* _Records supplied_:
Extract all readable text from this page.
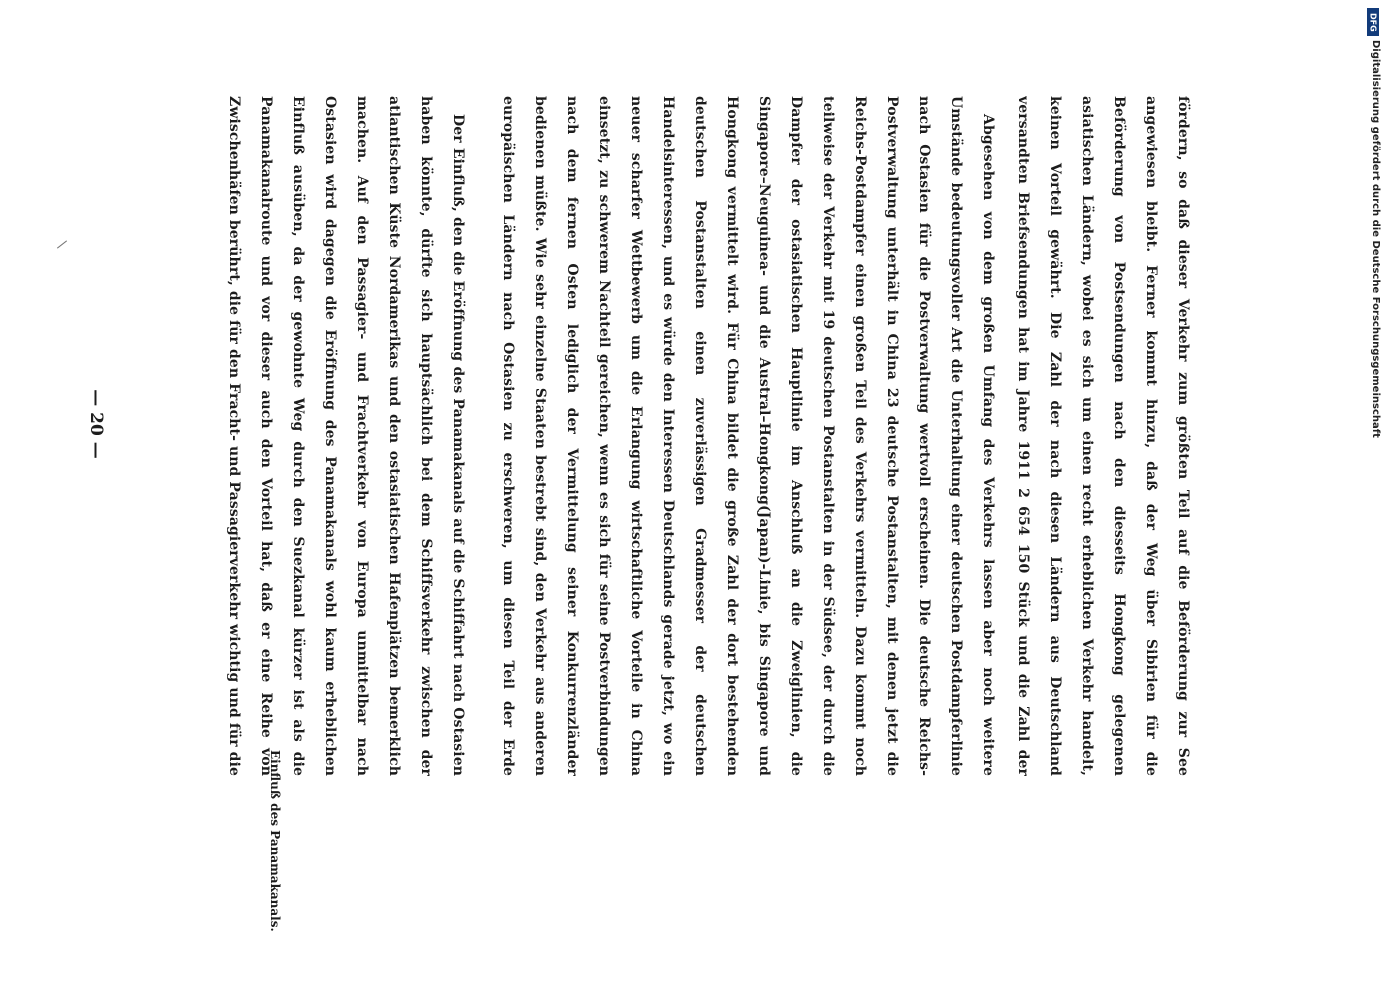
— 20 —
fördern, so daß dieser Verkehr zum größten Teil auf die Beförderung zur See angewiesen bleibt. Ferner kommt hinzu, daß der Weg über Sibirien für die Beförderung von Postsendungen nach den diesseits Hongkong gelegenen asiatischen Ländern, wobei es sich um einen recht erheblichen Verkehr handelt, keinen Vorteil gewährt. Die Zahl der nach diesen Ländern aus Deutschland versandten Briefsendungen hat im Jahre 1911 2 654 150 Stück und die Zahl der
Abgesehen von dem großen Umfang des Verkehrs lassen aber noch weitere Umstände bedeutungsvoller Art die Unterhaltung einer deutschen Postdampferlinie nach Ostasien für die Postverwaltung wertvoll erscheinen. Die deutsche Reichs-Postverwaltung unterhält in China 23 deutsche Postanstalten, mit denen jetzt die Reichs-Postdampfer einen großen Teil des Verkehrs vermitteln. Dazu kommt noch teilweise der Verkehr mit 19 deutschen Postanstalten in der Südsee, der durch die Dampfer der ostasiatischen Hauptlinie im Anschluß an die Zweiglinien, die Singapore–Neuguinea- und die Austral–Hongkong(Japan)-Linie, bis Singapore und Hongkong vermittelt wird. Für China bildet die große Zahl der dort bestehenden deutschen Postanstalten einen zuverlässigen Gradmesser der deutschen Handelsinteressen, und es würde den Interessen Deutschlands gerade jetzt, wo ein neuer scharfer Wettbewerb um die Erlangung wirtschaftliche Vorteile in China einsetzt, zu schwerem Nachteil gereichen, wenn es sich für seine Postverbindungen nach dem fernen Osten lediglich der Vermittelung seiner Konkurrenzländer bedienen müßte. Wie sehr einzelne Staaten bestrebt sind, den Verkehr aus anderen europäischen Ländern nach Ostasien zu erschweren, um diesen Teil der Erde
Der Einfluß, den die Eröffnung des Panamakanals auf die Schiffahrt nach Ostasien haben könnte, dürfte sich hauptsächlich bei dem Schiffsverkehr zwischen der atlantischen Küste Nordamerikas und den ostasiatischen Hafenplätzen bemerklich machen. Auf den Passagier- und Frachtverkehr von Europa unmittelbar nach Ostasien wird dagegen die Eröffnung des Panamakanals wohl kaum erheblichen Einfluß ausüben, da der gewohnte Weg durch den Suezkanal kürzer ist als die Panamakanalroute und vor dieser auch den Vorteil hat, daß er eine Reihe von Zwischenhäfen berührt, die für den Fracht- und Passagierverkehr wichtig und für die	Einfluß des Panamakanals.
DFG
Digitalisierung gefördert durch die Deutsche Forschungsgemeinschaft
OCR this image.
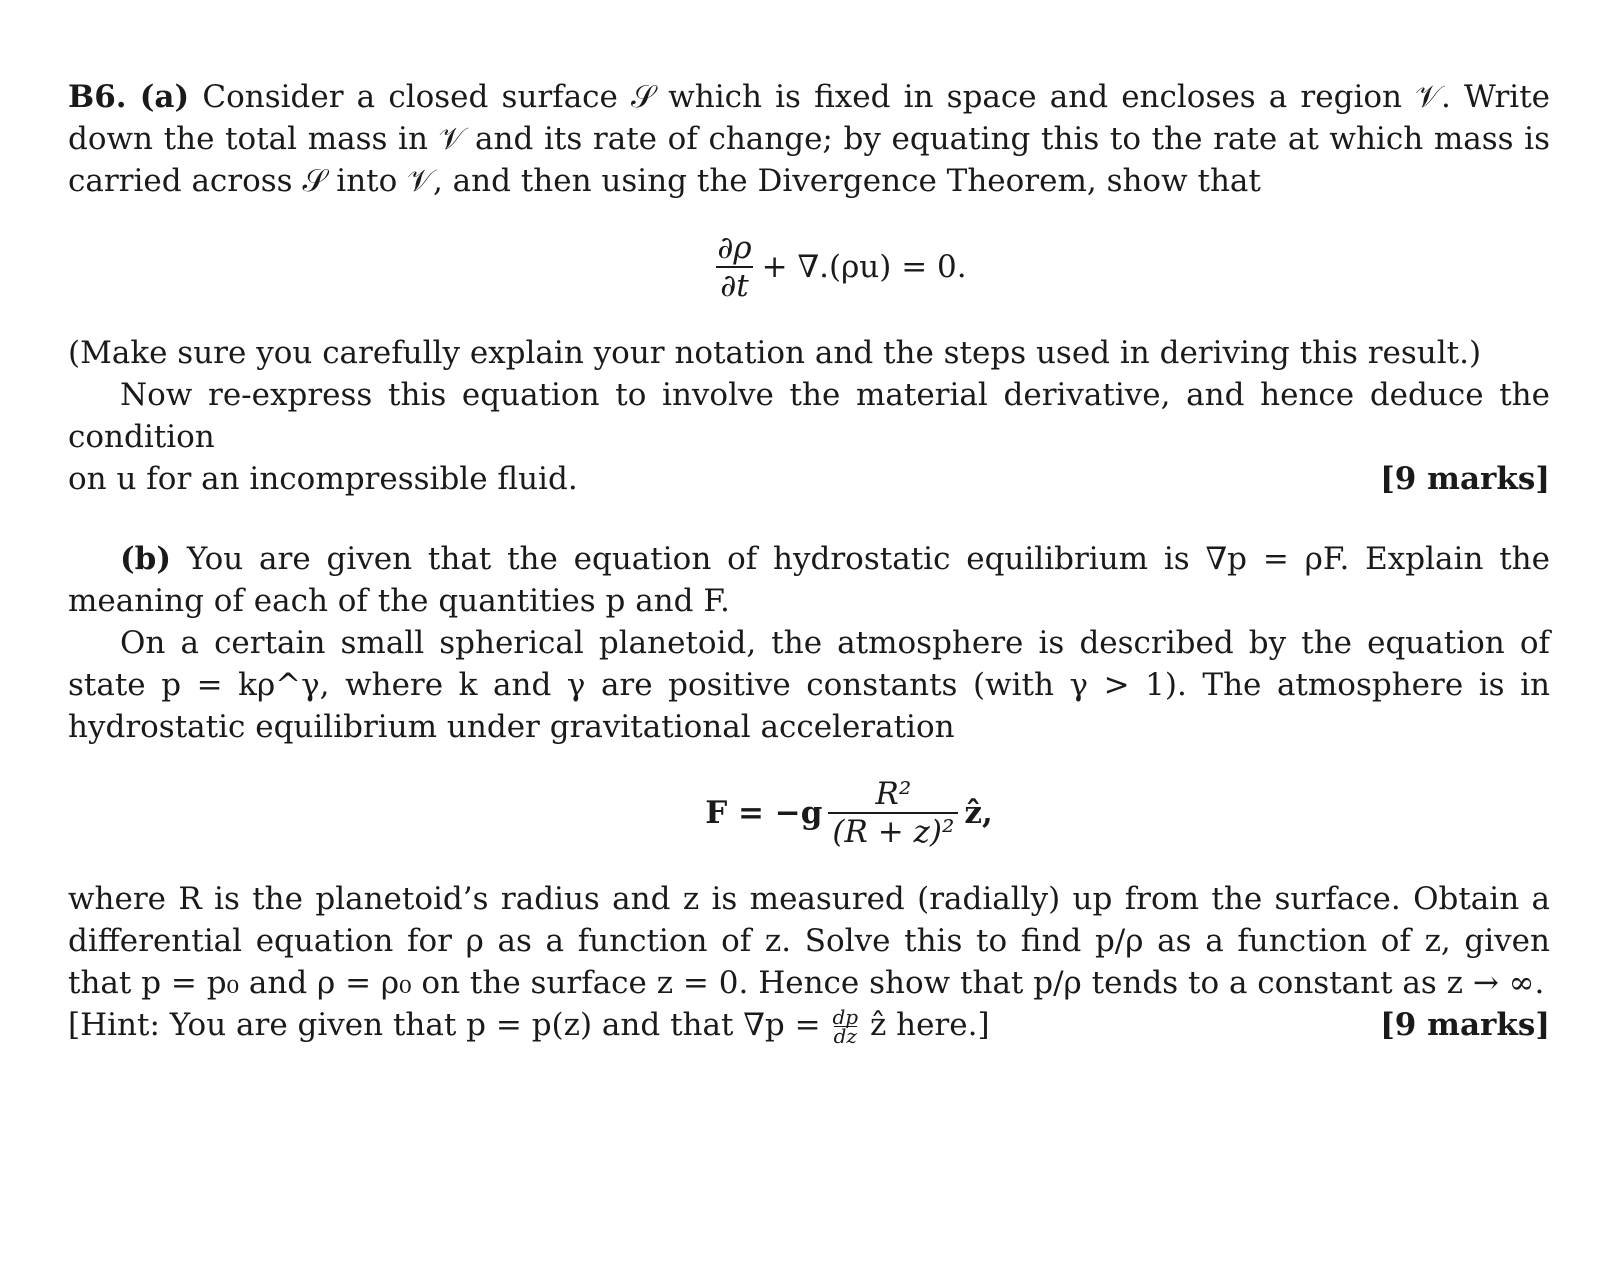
B6. (a) Consider a closed surface 𝒮 which is fixed in space and encloses a region 𝒱. Write down the total mass in 𝒱 and its rate of change; by equating this to the rate at which mass is carried across 𝒮 into 𝒱, and then using the Divergence Theorem, show that

$\frac{\partial\rho}{\partial t} + \nabla.(\rho u) = 0$.

(Make sure you carefully explain your notation and the steps used in deriving this result.)

Now re-express this equation to involve the material derivative, and hence deduce the condition

on u for an incompressible fluid.	[9 marks]

(b) You are given that the equation of hydrostatic equilibrium is ∇p = ρF. Explain the meaning of each of the quantities p and F.

On a certain small spherical planetoid, the atmosphere is described by the equation of state p = kρ^γ, where k and γ are positive constants (with γ > 1). The atmosphere is in hydrostatic equilibrium under gravitational acceleration

$F = -g \frac{\text{R²}}{\text{(R + z)²}}$ ẑ,

where R is the planetoid’s radius and z is measured (radially) up from the surface. Obtain a differential equation for ρ as a function of z. Solve this to find p/ρ as a function of z, given that p = p₀ and ρ = ρ₀ on the surface z = 0. Hence show that p/ρ tends to a constant as z → ∞.

[Hint: You are given that p = p(z) and that $\nabla p = \frac{dp}{dz}$ ẑ here.]	[9 marks]
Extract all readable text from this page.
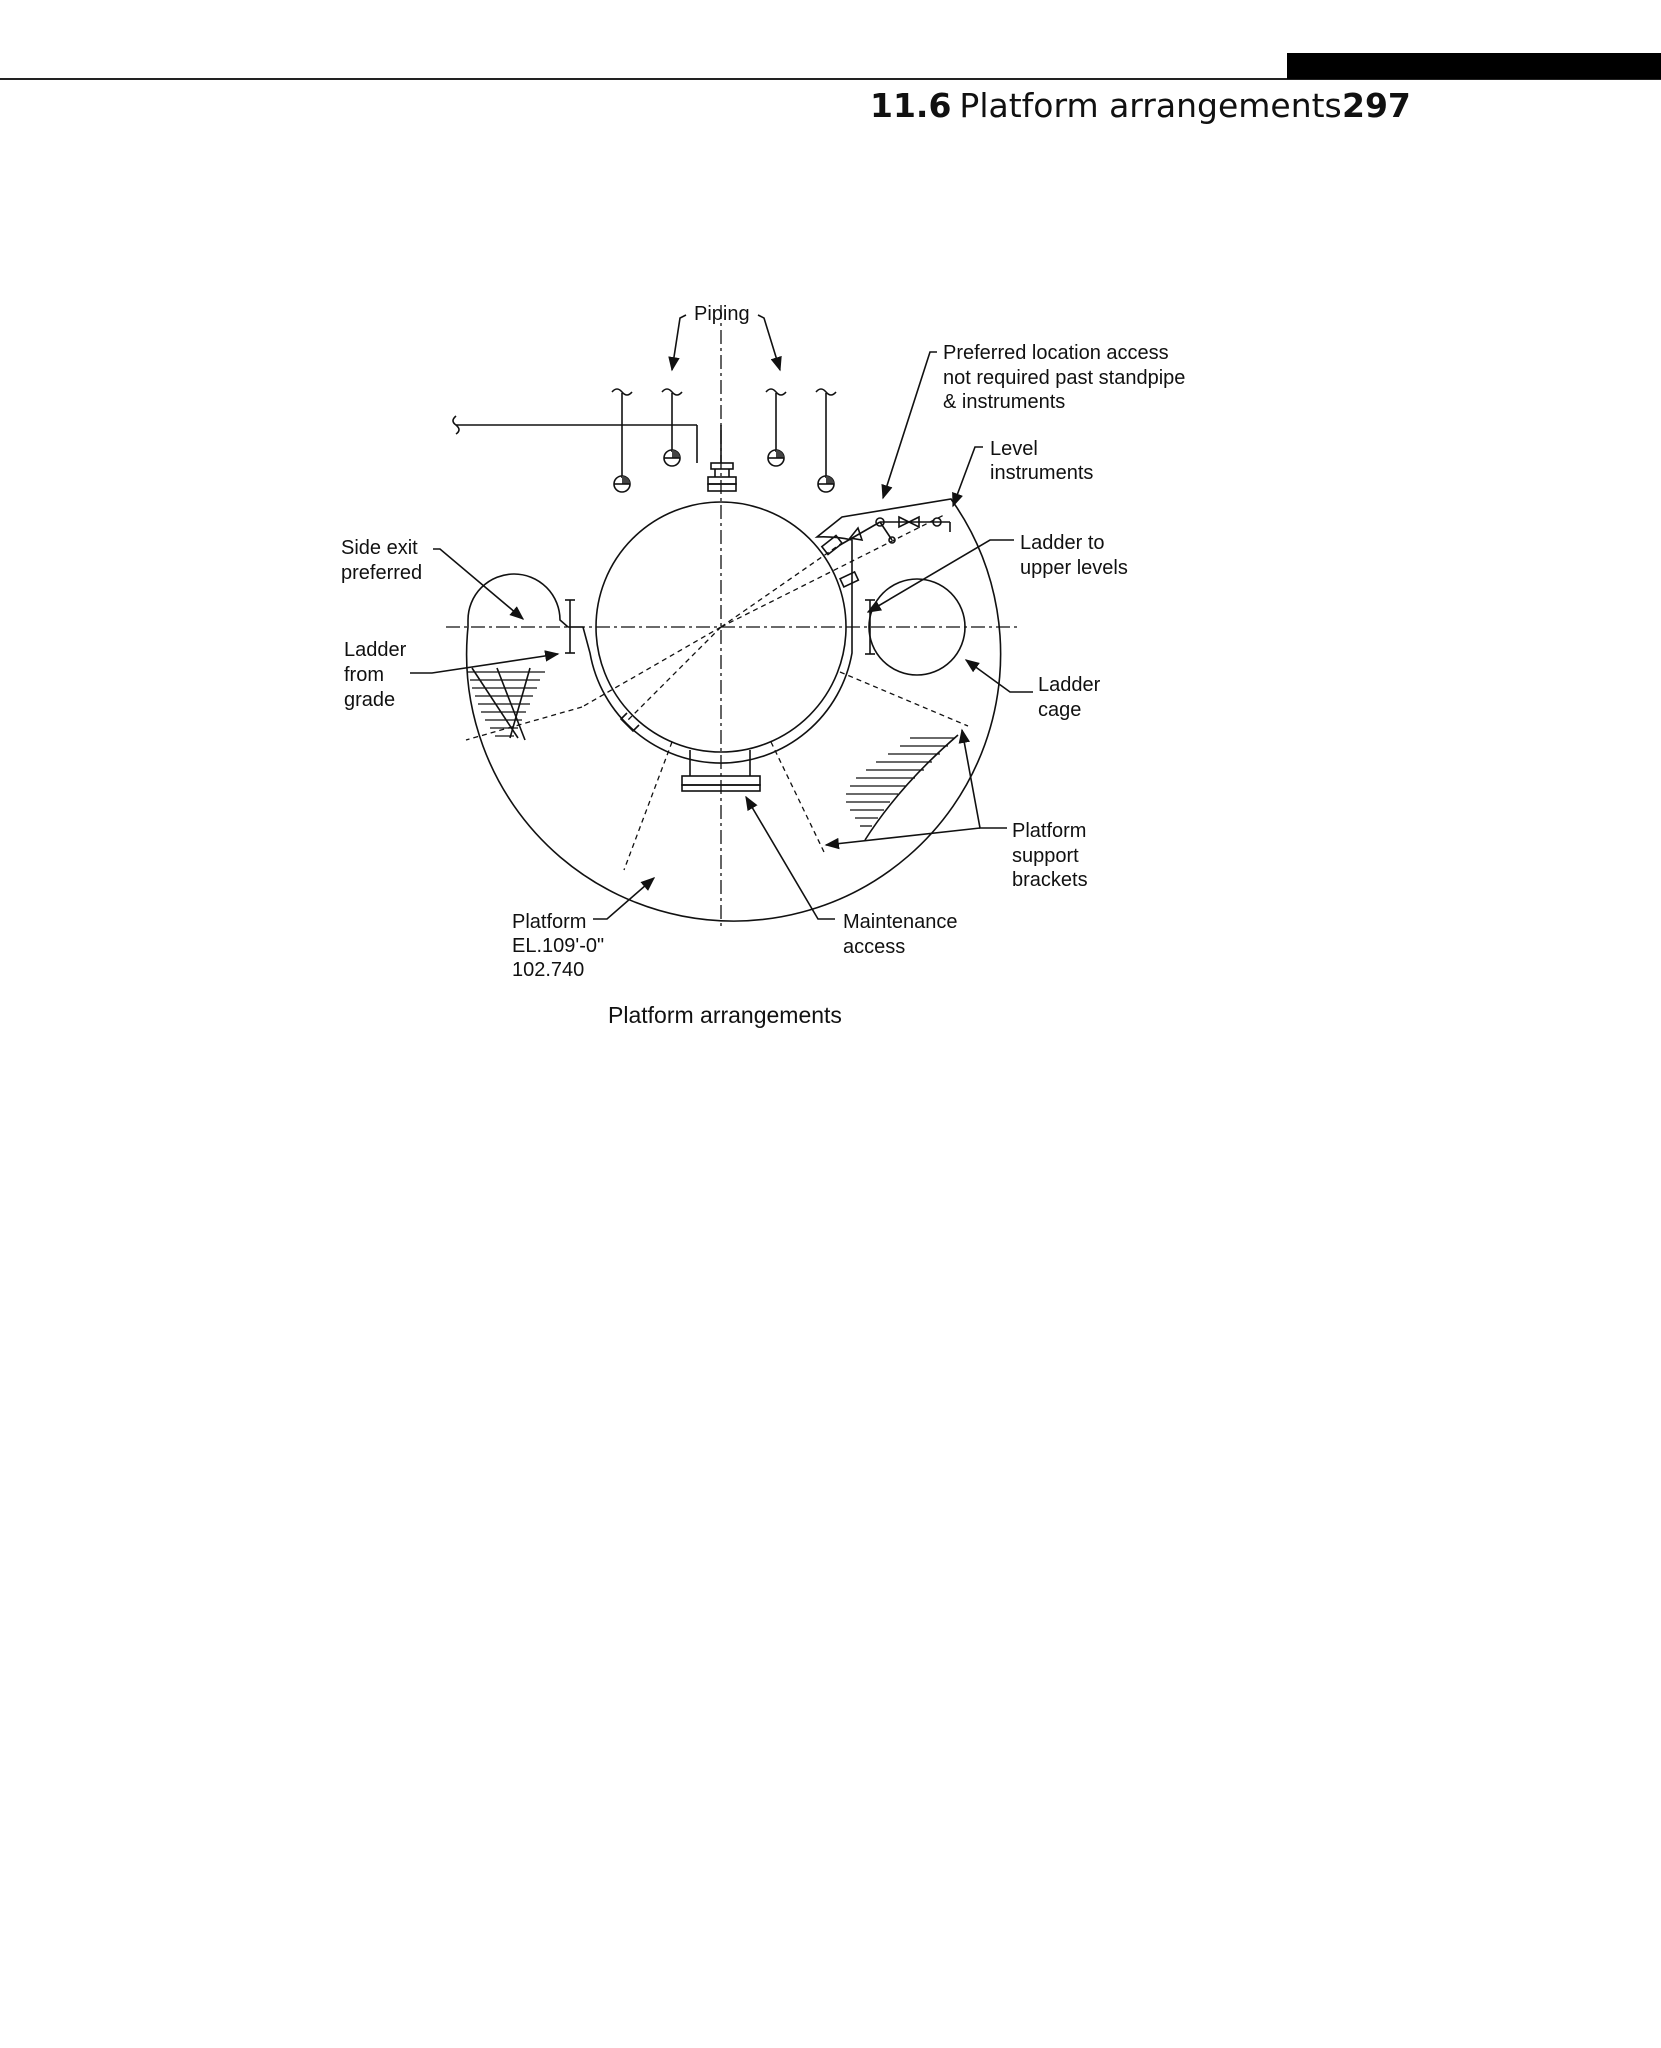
11.6 Platform arrangements 297
Piping
Preferred location access not required past standpipe & instruments
Level instruments
Ladder to upper levels
Side exit preferred
Ladder from grade
Ladder cage
Platform support brackets
Platform EL.109'-0" 102.740
Maintenance access
Platform arrangements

* _What to produce_: Reproduce each line exactly, please, except for any pictures.

* _Written response_:
Extract all readable text from this page.
— 20 —
fördern, so daß dieser Verkehr zum größten Teil auf die Beförderung zur See angewiesen bleibt. Ferner kommt hinzu, daß der Weg über Sibirien für die Beförderung von Postsendungen nach den diesseits Hongkong gelegenen asiatischen Ländern, wobei es sich um einen recht erheblichen Verkehr handelt, keinen Vorteil gewährt. Die Zahl der nach diesen Ländern aus Deutschland versandten Briefsendungen hat im Jahre 1911 2 654 150 Stück und die Zahl der
Abgesehen von dem großen Umfang des Verkehrs lassen aber noch weitere Umstände bedeutungsvoller Art die Unterhaltung einer deutschen Postdampferlinie nach Ostasien für die Postverwaltung wertvoll erscheinen. Die deutsche Reichs-Postverwaltung unterhält in China 23 deutsche Postanstalten, mit denen jetzt die Reichs-Postdampfer einen großen Teil des Verkehrs vermitteln. Dazu kommt noch teilweise der Verkehr mit 19 deutschen Postanstalten in der Südsee, der durch die Dampfer der ostasiatischen Hauptlinie im Anschluß an die Zweiglinien, die Singapore–Neuguinea- und die Austral–Hongkong(Japan)-Linie, bis Singapore und Hongkong vermittelt wird. Für China bildet die große Zahl der dort bestehenden deutschen Postanstalten einen zuverlässigen Gradmesser der deutschen Handelsinteressen, und es würde den Interessen Deutschlands gerade jetzt, wo ein neuer scharfer Wettbewerb um die Erlangung wirtschaftliche Vorteile in China einsetzt, zu schwerem Nachteil gereichen, wenn es sich für seine Postverbindungen nach dem fernen Osten lediglich der Vermittelung seiner Konkurrenzländer bedienen müßte. Wie sehr einzelne Staaten bestrebt sind, den Verkehr aus anderen europäischen Ländern nach Ostasien zu erschweren, um diesen Teil der Erde
Der Einfluß, den die Eröffnung des Panamakanals auf die Schiffahrt nach Ostasien haben könnte, dürfte sich hauptsächlich bei dem Schiffsverkehr zwischen der atlantischen Küste Nordamerikas und den ostasiatischen Hafenplätzen bemerklich machen. Auf den Passagier- und Frachtverkehr von Europa unmittelbar nach Ostasien wird dagegen die Eröffnung des Panamakanals wohl kaum erheblichen Einfluß ausüben, da der gewohnte Weg durch den Suezkanal kürzer ist als die Panamakanalroute und vor dieser auch den Vorteil hat, daß er eine Reihe von Zwischenhäfen berührt, die für den Fracht- und Passagierverkehr wichtig und für die	Einfluß des Panamakanals.
DFG
Digitalisierung gefördert durch die Deutsche Forschungsgemeinschaft
OCR this image.
B6. (a) Consider a closed surface 𝒮 which is fixed in space and encloses a region 𝒱. Write down the total mass in 𝒱 and its rate of change; by equating this to the rate at which mass is carried across 𝒮 into 𝒱, and then using the Divergence Theorem, show that

$\frac{\partial\rho}{\partial t} + \nabla.(\rho u) = 0$.

(Make sure you carefully explain your notation and the steps used in deriving this result.)

Now re-express this equation to involve the material derivative, and hence deduce the condition

on u for an incompressible fluid.	[9 marks]

(b) You are given that the equation of hydrostatic equilibrium is ∇p = ρF. Explain the meaning of each of the quantities p and F.

On a certain small spherical planetoid, the atmosphere is described by the equation of state p = kρ^γ, where k and γ are positive constants (with γ > 1). The atmosphere is in hydrostatic equilibrium under gravitational acceleration

$F = -g \frac{\text{R²}}{\text{(R + z)²}}$ ẑ,

where R is the planetoid’s radius and z is measured (radially) up from the surface. Obtain a differential equation for ρ as a function of z. Solve this to find p/ρ as a function of z, given that p = p₀ and ρ = ρ₀ on the surface z = 0. Hence show that p/ρ tends to a constant as z → ∞.

[Hint: You are given that p = p(z) and that $\nabla p = \frac{dp}{dz}$ ẑ here.]	[9 marks]
Extract all readable text from this page.
11.6 Platform arrangements 297
Piping
Preferred location access not required past standpipe & instruments
Level instruments
Ladder to upper levels
Side exit preferred
Ladder from grade
Ladder cage
Platform support brackets
Platform EL.109'-0" 102.740
Maintenance access
Platform arrangements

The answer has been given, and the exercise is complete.